*Requirements*
Word for word, restate every line of the material.

*Input material*
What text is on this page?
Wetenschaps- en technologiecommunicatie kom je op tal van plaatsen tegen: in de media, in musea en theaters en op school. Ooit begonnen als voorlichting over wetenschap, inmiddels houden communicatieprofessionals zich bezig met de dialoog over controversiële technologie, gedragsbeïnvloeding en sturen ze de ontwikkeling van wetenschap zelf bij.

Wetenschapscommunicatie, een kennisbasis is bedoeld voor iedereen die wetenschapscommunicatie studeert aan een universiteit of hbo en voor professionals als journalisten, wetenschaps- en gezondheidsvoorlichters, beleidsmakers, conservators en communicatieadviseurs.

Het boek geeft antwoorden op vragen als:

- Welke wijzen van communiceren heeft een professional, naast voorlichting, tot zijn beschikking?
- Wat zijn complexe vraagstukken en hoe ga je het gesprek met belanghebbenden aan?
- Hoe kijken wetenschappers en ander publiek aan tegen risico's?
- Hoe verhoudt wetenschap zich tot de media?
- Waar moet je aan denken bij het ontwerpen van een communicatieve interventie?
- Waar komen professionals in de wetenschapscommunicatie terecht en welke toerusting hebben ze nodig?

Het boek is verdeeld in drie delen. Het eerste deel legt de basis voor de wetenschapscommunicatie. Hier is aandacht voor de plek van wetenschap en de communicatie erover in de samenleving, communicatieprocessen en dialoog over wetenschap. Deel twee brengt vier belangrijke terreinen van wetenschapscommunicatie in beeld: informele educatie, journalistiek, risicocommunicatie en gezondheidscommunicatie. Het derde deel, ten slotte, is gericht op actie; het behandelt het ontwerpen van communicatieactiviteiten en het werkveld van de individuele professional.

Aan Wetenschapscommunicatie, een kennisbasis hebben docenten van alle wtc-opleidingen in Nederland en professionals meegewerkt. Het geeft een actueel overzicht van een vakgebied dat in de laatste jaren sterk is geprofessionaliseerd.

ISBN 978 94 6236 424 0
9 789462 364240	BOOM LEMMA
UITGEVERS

*Answer*
What text is on this page?
Wetenschaps- en technologiecommunicatie kom je op tal van plaatsen tegen: in de media, in musea en theaters en op school. Ooit begonnen als voorlichting over wetenschap, inmiddels houden communicatieprofessionals zich bezig met de dialoog over controversiële technologie, gedragsbeïnvloeding en sturen ze de ontwikkeling van wetenschap zelf bij.

Wetenschapscommunicatie, een kennisbasis is bedoeld voor iedereen die wetenschapscommunicatie studeert aan een universiteit of hbo en voor professionals als journalisten, wetenschaps- en gezondheidsvoorlichters, beleidsmakers, conservators en communicatieadviseurs.

Het boek geeft antwoorden op vragen als:

- Welke wijzen van communiceren heeft een professional, naast voorlichting, tot zijn beschikking?
- Wat zijn complexe vraagstukken en hoe ga je het gesprek met belanghebbenden aan?
- Hoe kijken wetenschappers en ander publiek aan tegen risico's?
- Hoe verhoudt wetenschap zich tot de media?
- Waar moet je aan denken bij het ontwerpen van een communicatieve interventie?
- Waar komen professionals in de wetenschapscommunicatie terecht en welke toerusting hebben ze nodig?

Het boek is verdeeld in drie delen. Het eerste deel legt de basis voor de wetenschapscommunicatie. Hier is aandacht voor de plek van wetenschap en de communicatie erover in de samenleving, communicatieprocessen en dialoog over wetenschap. Deel twee brengt vier belangrijke terreinen van wetenschapscommunicatie in beeld: informele educatie, journalistiek, risicocommunicatie en gezondheidscommunicatie. Het derde deel, ten slotte, is gericht op actie; het behandelt het ontwerpen van communicatieactiviteiten en het werkveld van de individuele professional.

Aan Wetenschapscommunicatie, een kennisbasis hebben docenten van alle wtc-opleidingen in Nederland en professionals meegewerkt. Het geeft een actueel overzicht van een vakgebied dat in de laatste jaren sterk is geprofessionaliseerd.

ISBN 978 94 6236 424 0
9 789462 364240	BOOM LEMMA
UITGEVERS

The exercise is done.